Extracted data entries
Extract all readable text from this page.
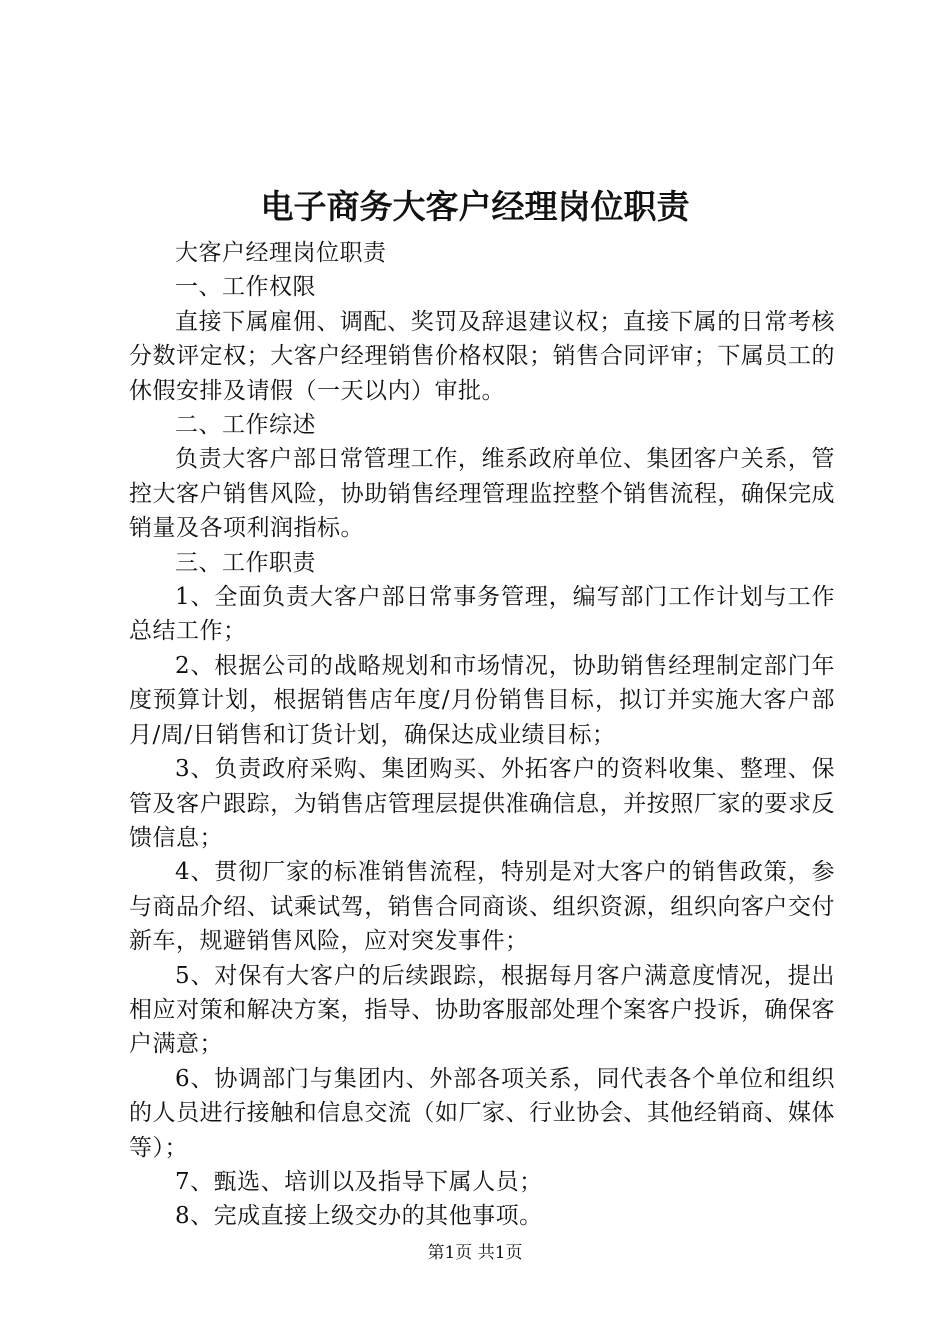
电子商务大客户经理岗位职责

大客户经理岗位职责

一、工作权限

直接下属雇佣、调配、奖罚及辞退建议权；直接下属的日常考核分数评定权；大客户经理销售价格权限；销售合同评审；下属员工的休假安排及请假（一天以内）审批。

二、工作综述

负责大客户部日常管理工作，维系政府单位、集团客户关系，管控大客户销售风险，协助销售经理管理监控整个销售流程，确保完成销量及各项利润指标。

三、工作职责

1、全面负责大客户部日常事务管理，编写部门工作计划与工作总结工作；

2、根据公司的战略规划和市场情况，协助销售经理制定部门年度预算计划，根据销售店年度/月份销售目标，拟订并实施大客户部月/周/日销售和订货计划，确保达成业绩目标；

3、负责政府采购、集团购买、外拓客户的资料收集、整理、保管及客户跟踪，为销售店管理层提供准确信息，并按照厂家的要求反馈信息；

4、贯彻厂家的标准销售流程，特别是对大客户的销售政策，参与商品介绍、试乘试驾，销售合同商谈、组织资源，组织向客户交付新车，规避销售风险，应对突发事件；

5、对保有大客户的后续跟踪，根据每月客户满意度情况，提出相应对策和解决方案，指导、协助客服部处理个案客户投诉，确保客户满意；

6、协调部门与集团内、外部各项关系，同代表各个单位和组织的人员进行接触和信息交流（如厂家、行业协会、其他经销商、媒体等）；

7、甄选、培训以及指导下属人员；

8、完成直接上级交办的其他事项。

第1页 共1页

**What is needed:**
Write out the whole listing exactly, and drop the pictures.

**The result:**
Extract all readable text from this page.
电子商务大客户经理岗位职责

大客户经理岗位职责

一、工作权限

直接下属雇佣、调配、奖罚及辞退建议权；直接下属的日常考核分数评定权；大客户经理销售价格权限；销售合同评审；下属员工的休假安排及请假（一天以内）审批。

二、工作综述

负责大客户部日常管理工作，维系政府单位、集团客户关系，管控大客户销售风险，协助销售经理管理监控整个销售流程，确保完成销量及各项利润指标。

三、工作职责

1、全面负责大客户部日常事务管理，编写部门工作计划与工作总结工作；

2、根据公司的战略规划和市场情况，协助销售经理制定部门年度预算计划，根据销售店年度/月份销售目标，拟订并实施大客户部月/周/日销售和订货计划，确保达成业绩目标；

3、负责政府采购、集团购买、外拓客户的资料收集、整理、保管及客户跟踪，为销售店管理层提供准确信息，并按照厂家的要求反馈信息；

4、贯彻厂家的标准销售流程，特别是对大客户的销售政策，参与商品介绍、试乘试驾，销售合同商谈、组织资源，组织向客户交付新车，规避销售风险，应对突发事件；

5、对保有大客户的后续跟踪，根据每月客户满意度情况，提出相应对策和解决方案，指导、协助客服部处理个案客户投诉，确保客户满意；

6、协调部门与集团内、外部各项关系，同代表各个单位和组织的人员进行接触和信息交流（如厂家、行业协会、其他经销商、媒体等）；

7、甄选、培训以及指导下属人员；

8、完成直接上级交办的其他事项。

第1页 共1页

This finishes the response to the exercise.